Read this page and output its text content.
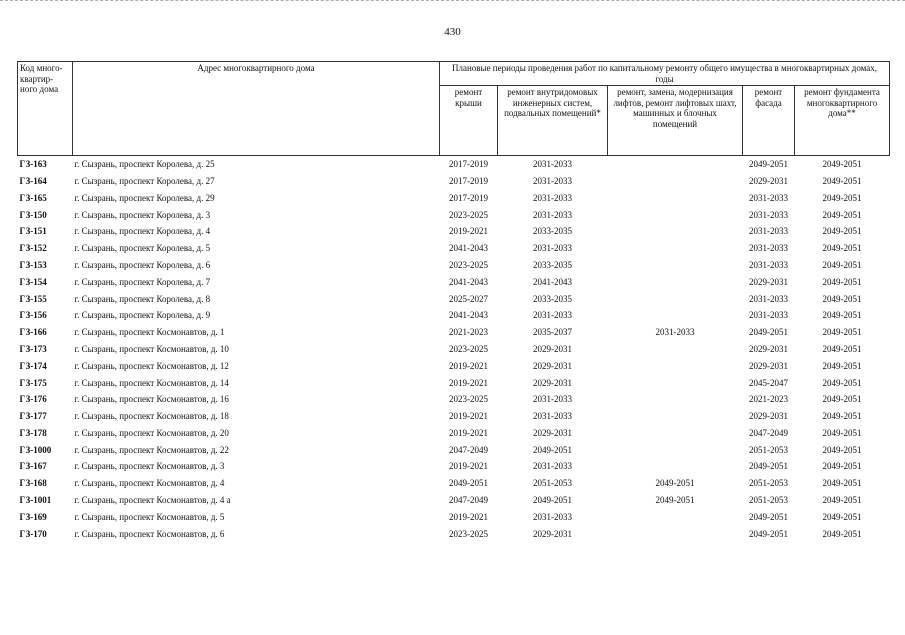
430
Код много-квартир-ного дома	Адрес многоквартирного дома	Плановые периоды проведения работ по капитальному ремонту общего имущества в многоквартирных домах, годы				
		ремонт крыши	ремонт внутридомовых инженерных систем, подвальных помещений*	ремонт, замена, модернизация лифтов, ремонт лифтовых шахт, машинных и блочных помещений	ремонт фасада	ремонт фундамента многоквартирного дома**
ГЗ-163	г. Сызрань, проспект Королева, д. 25	2017-2019	2031-2033		2049-2051	2049-2051
ГЗ-164	г. Сызрань, проспект Королева, д. 27	2017-2019	2031-2033		2029-2031	2049-2051
ГЗ-165	г. Сызрань, проспект Королева, д. 29	2017-2019	2031-2033		2031-2033	2049-2051
ГЗ-150	г. Сызрань, проспект Королева, д. 3	2023-2025	2031-2033		2031-2033	2049-2051
ГЗ-151	г. Сызрань, проспект Королева, д. 4	2019-2021	2033-2035		2031-2033	2049-2051
ГЗ-152	г. Сызрань, проспект Королева, д. 5	2041-2043	2031-2033		2031-2033	2049-2051
ГЗ-153	г. Сызрань, проспект Королева, д. 6	2023-2025	2033-2035		2031-2033	2049-2051
ГЗ-154	г. Сызрань, проспект Королева, д. 7	2041-2043	2041-2043		2029-2031	2049-2051
ГЗ-155	г. Сызрань, проспект Королева, д. 8	2025-2027	2033-2035		2031-2033	2049-2051
ГЗ-156	г. Сызрань, проспект Королева, д. 9	2041-2043	2031-2033		2031-2033	2049-2051
ГЗ-166	г. Сызрань, проспект Космонавтов, д. 1	2021-2023	2035-2037	2031-2033	2049-2051	2049-2051
ГЗ-173	г. Сызрань, проспект Космонавтов, д. 10	2023-2025	2029-2031		2029-2031	2049-2051
ГЗ-174	г. Сызрань, проспект Космонавтов, д. 12	2019-2021	2029-2031		2029-2031	2049-2051
ГЗ-175	г. Сызрань, проспект Космонавтов, д. 14	2019-2021	2029-2031		2045-2047	2049-2051
ГЗ-176	г. Сызрань, проспект Космонавтов, д. 16	2023-2025	2031-2033		2021-2023	2049-2051
ГЗ-177	г. Сызрань, проспект Космонавтов, д. 18	2019-2021	2031-2033		2029-2031	2049-2051
ГЗ-178	г. Сызрань, проспект Космонавтов, д. 20	2019-2021	2029-2031		2047-2049	2049-2051
ГЗ-1000	г. Сызрань, проспект Космонавтов, д. 22	2047-2049	2049-2051		2051-2053	2049-2051
ГЗ-167	г. Сызрань, проспект Космонавтов, д. 3	2019-2021	2031-2033		2049-2051	2049-2051
ГЗ-168	г. Сызрань, проспект Космонавтов, д. 4	2049-2051	2051-2053	2049-2051	2051-2053	2049-2051
ГЗ-1001	г. Сызрань, проспект Космонавтов, д. 4 а	2047-2049	2049-2051	2049-2051	2051-2053	2049-2051
ГЗ-169	г. Сызрань, проспект Космонавтов, д. 5	2019-2021	2031-2033		2049-2051	2049-2051
ГЗ-170	г. Сызрань, проспект Космонавтов, д. 6	2023-2025	2029-2031		2049-2051	2049-2051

## Directions for this task
Give the entries again word for word, but skip the pictures.

## The answer
Read this page and output its text content.
430
Код много-квартир-ного дома	Адрес многоквартирного дома	Плановые периоды проведения работ по капитальному ремонту общего имущества в многоквартирных домах, годы				
		ремонт крыши	ремонт внутридомовых инженерных систем, подвальных помещений*	ремонт, замена, модернизация лифтов, ремонт лифтовых шахт, машинных и блочных помещений	ремонт фасада	ремонт фундамента многоквартирного дома**
ГЗ-163	г. Сызрань, проспект Королева, д. 25	2017-2019	2031-2033		2049-2051	2049-2051
ГЗ-164	г. Сызрань, проспект Королева, д. 27	2017-2019	2031-2033		2029-2031	2049-2051
ГЗ-165	г. Сызрань, проспект Королева, д. 29	2017-2019	2031-2033		2031-2033	2049-2051
ГЗ-150	г. Сызрань, проспект Королева, д. 3	2023-2025	2031-2033		2031-2033	2049-2051
ГЗ-151	г. Сызрань, проспект Королева, д. 4	2019-2021	2033-2035		2031-2033	2049-2051
ГЗ-152	г. Сызрань, проспект Королева, д. 5	2041-2043	2031-2033		2031-2033	2049-2051
ГЗ-153	г. Сызрань, проспект Королева, д. 6	2023-2025	2033-2035		2031-2033	2049-2051
ГЗ-154	г. Сызрань, проспект Королева, д. 7	2041-2043	2041-2043		2029-2031	2049-2051
ГЗ-155	г. Сызрань, проспект Королева, д. 8	2025-2027	2033-2035		2031-2033	2049-2051
ГЗ-156	г. Сызрань, проспект Королева, д. 9	2041-2043	2031-2033		2031-2033	2049-2051
ГЗ-166	г. Сызрань, проспект Космонавтов, д. 1	2021-2023	2035-2037	2031-2033	2049-2051	2049-2051
ГЗ-173	г. Сызрань, проспект Космонавтов, д. 10	2023-2025	2029-2031		2029-2031	2049-2051
ГЗ-174	г. Сызрань, проспект Космонавтов, д. 12	2019-2021	2029-2031		2029-2031	2049-2051
ГЗ-175	г. Сызрань, проспект Космонавтов, д. 14	2019-2021	2029-2031		2045-2047	2049-2051
ГЗ-176	г. Сызрань, проспект Космонавтов, д. 16	2023-2025	2031-2033		2021-2023	2049-2051
ГЗ-177	г. Сызрань, проспект Космонавтов, д. 18	2019-2021	2031-2033		2029-2031	2049-2051
ГЗ-178	г. Сызрань, проспект Космонавтов, д. 20	2019-2021	2029-2031		2047-2049	2049-2051
ГЗ-1000	г. Сызрань, проспект Космонавтов, д. 22	2047-2049	2049-2051		2051-2053	2049-2051
ГЗ-167	г. Сызрань, проспект Космонавтов, д. 3	2019-2021	2031-2033		2049-2051	2049-2051
ГЗ-168	г. Сызрань, проспект Космонавтов, д. 4	2049-2051	2051-2053	2049-2051	2051-2053	2049-2051
ГЗ-1001	г. Сызрань, проспект Космонавтов, д. 4 а	2047-2049	2049-2051	2049-2051	2051-2053	2049-2051
ГЗ-169	г. Сызрань, проспект Космонавтов, д. 5	2019-2021	2031-2033		2049-2051	2049-2051
ГЗ-170	г. Сызрань, проспект Космонавтов, д. 6	2023-2025	2029-2031		2049-2051	2049-2051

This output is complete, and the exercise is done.